Material shown:
※

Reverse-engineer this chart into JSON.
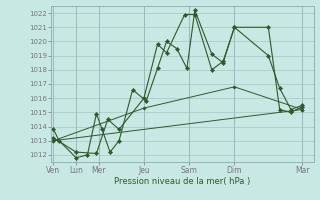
{
  "xlabel": "Pression niveau de la mer( hPa )",
  "ylim": [
    1011.5,
    1022.5
  ],
  "yticks": [
    1012,
    1013,
    1014,
    1015,
    1016,
    1017,
    1018,
    1019,
    1020,
    1021,
    1022
  ],
  "background_color": "#c8e8e4",
  "grid_color": "#9ababa",
  "line_color": "#2d5a2d",
  "xtick_pos": [
    0,
    1,
    2,
    4,
    6,
    8,
    11
  ],
  "xtick_lab": [
    "Ven",
    "Lun",
    "Mer",
    "Jeu",
    "Sam",
    "Dim",
    "Mar"
  ],
  "xlim": [
    -0.1,
    11.5
  ],
  "series1_x": [
    0,
    0.25,
    1.0,
    1.5,
    1.9,
    2.15,
    2.5,
    2.9,
    3.5,
    4.1,
    4.6,
    5.0,
    5.45,
    5.9,
    6.25,
    7.0,
    7.5,
    8.0,
    9.5,
    10.0,
    10.5,
    11.0
  ],
  "series1_y": [
    1013.8,
    1013.0,
    1011.8,
    1012.0,
    1014.9,
    1013.8,
    1012.2,
    1013.0,
    1016.6,
    1015.8,
    1018.1,
    1020.0,
    1019.5,
    1018.1,
    1022.2,
    1019.1,
    1018.5,
    1021.0,
    1019.0,
    1016.7,
    1015.2,
    1015.5
  ],
  "series2_x": [
    0,
    1.0,
    1.9,
    2.4,
    2.9,
    4.0,
    4.6,
    5.0,
    5.8,
    6.25,
    7.0,
    7.5,
    8.0,
    9.5,
    10.0,
    10.5,
    11.0
  ],
  "series2_y": [
    1013.2,
    1012.2,
    1012.1,
    1014.5,
    1013.8,
    1016.0,
    1019.8,
    1019.2,
    1021.9,
    1021.9,
    1018.0,
    1018.6,
    1021.0,
    1021.0,
    1015.2,
    1015.0,
    1015.4
  ],
  "series3_x": [
    0,
    11.0
  ],
  "series3_y": [
    1013.0,
    1015.2
  ],
  "series4_x": [
    0,
    4.0,
    8.0,
    11.0
  ],
  "series4_y": [
    1013.0,
    1015.3,
    1016.8,
    1015.2
  ]
}
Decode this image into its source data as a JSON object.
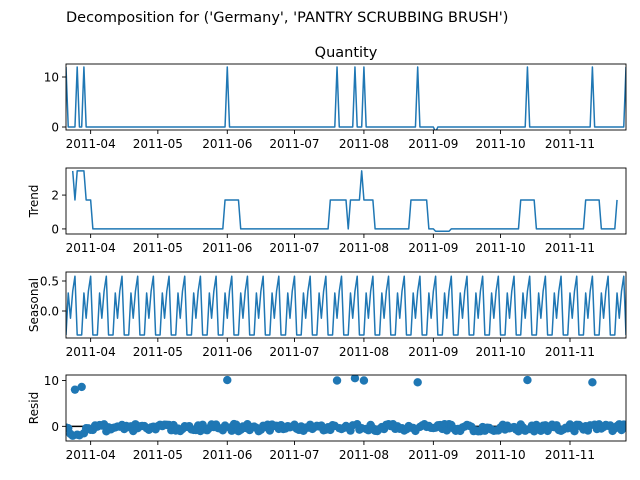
{
  "chart_data": {
    "type": "line",
    "title": "Decomposition for ('Germany', 'PANTRY SCRUBBING BRUSH')",
    "x_tick_labels": [
      "2011-04",
      "2011-05",
      "2011-06",
      "2011-07",
      "2011-08",
      "2011-09",
      "2011-10",
      "2011-11"
    ],
    "x_tick_dates": [
      "2011-04-01",
      "2011-05-01",
      "2011-06-01",
      "2011-07-01",
      "2011-08-01",
      "2011-09-01",
      "2011-10-01",
      "2011-11-01"
    ],
    "x_range": [
      "2011-03-21",
      "2011-11-26"
    ],
    "color": "#1f77b4",
    "panels": [
      {
        "id": "observed",
        "title": "Quantity",
        "ylabel": "",
        "type": "line",
        "ylim": [
          -0.6,
          12.6
        ],
        "yticks": [
          0,
          10
        ],
        "baseline": 0,
        "spikes": [
          [
            "2011-03-21",
            12
          ],
          [
            "2011-03-26",
            12
          ],
          [
            "2011-03-29",
            12
          ],
          [
            "2011-06-01",
            12
          ],
          [
            "2011-07-20",
            12
          ],
          [
            "2011-07-28",
            12
          ],
          [
            "2011-08-01",
            12
          ],
          [
            "2011-08-25",
            12
          ],
          [
            "2011-09-02",
            -1
          ],
          [
            "2011-10-13",
            12
          ],
          [
            "2011-11-11",
            12
          ],
          [
            "2011-11-26",
            12
          ]
        ]
      },
      {
        "id": "trend",
        "title": "",
        "ylabel": "Trend",
        "type": "line",
        "ylim": [
          -0.3,
          3.6
        ],
        "yticks": [
          0,
          2
        ],
        "points": [
          [
            "2011-03-24",
            3.43
          ],
          [
            "2011-03-25",
            1.71
          ],
          [
            "2011-03-26",
            3.43
          ],
          [
            "2011-03-29",
            3.43
          ],
          [
            "2011-03-30",
            1.71
          ],
          [
            "2011-04-01",
            1.71
          ],
          [
            "2011-04-02",
            0
          ],
          [
            "2011-05-30",
            0
          ],
          [
            "2011-05-31",
            1.71
          ],
          [
            "2011-06-06",
            1.71
          ],
          [
            "2011-06-07",
            0
          ],
          [
            "2011-07-16",
            0
          ],
          [
            "2011-07-17",
            1.71
          ],
          [
            "2011-07-24",
            1.71
          ],
          [
            "2011-07-25",
            0
          ],
          [
            "2011-07-26",
            1.71
          ],
          [
            "2011-07-30",
            1.71
          ],
          [
            "2011-07-31",
            3.43
          ],
          [
            "2011-08-01",
            1.71
          ],
          [
            "2011-08-05",
            1.71
          ],
          [
            "2011-08-06",
            0
          ],
          [
            "2011-08-21",
            0
          ],
          [
            "2011-08-22",
            1.71
          ],
          [
            "2011-08-29",
            1.71
          ],
          [
            "2011-08-30",
            0
          ],
          [
            "2011-09-01",
            0
          ],
          [
            "2011-09-02",
            -0.14
          ],
          [
            "2011-09-08",
            -0.14
          ],
          [
            "2011-09-09",
            0
          ],
          [
            "2011-10-09",
            0
          ],
          [
            "2011-10-10",
            1.71
          ],
          [
            "2011-10-16",
            1.71
          ],
          [
            "2011-10-17",
            0
          ],
          [
            "2011-11-07",
            0
          ],
          [
            "2011-11-08",
            1.71
          ],
          [
            "2011-11-14",
            1.71
          ],
          [
            "2011-11-15",
            0
          ],
          [
            "2011-11-21",
            0
          ],
          [
            "2011-11-22",
            1.71
          ]
        ]
      },
      {
        "id": "seasonal",
        "title": "",
        "ylabel": "Seasonal",
        "type": "line",
        "ylim": [
          -0.45,
          0.65
        ],
        "yticks": [
          0.0,
          0.5
        ],
        "ytick_labels": [
          "0.0",
          "0.5"
        ],
        "period_days": 7,
        "pattern": [
          -0.4,
          0.3,
          -0.12,
          0.33,
          0.58,
          -0.4,
          -0.4
        ]
      },
      {
        "id": "resid",
        "title": "",
        "ylabel": "Resid",
        "type": "scatter",
        "ylim": [
          -3.2,
          11.2
        ],
        "yticks": [
          0,
          10
        ],
        "outliers": [
          [
            "2011-03-25",
            8.0
          ],
          [
            "2011-03-28",
            8.6
          ],
          [
            "2011-06-01",
            10.1
          ],
          [
            "2011-07-20",
            10.0
          ],
          [
            "2011-07-28",
            10.5
          ],
          [
            "2011-08-01",
            10.0
          ],
          [
            "2011-08-25",
            9.6
          ],
          [
            "2011-10-13",
            10.1
          ],
          [
            "2011-11-11",
            9.6
          ]
        ]
      }
    ]
  }
}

※

What is required: Look above for lines with the word "ylabel" and copy them all.

Problem solution:
        "ylabel": "",
        "ylabel": "Trend",
        "ylabel": "Seasonal",
        "ylabel": "Resid",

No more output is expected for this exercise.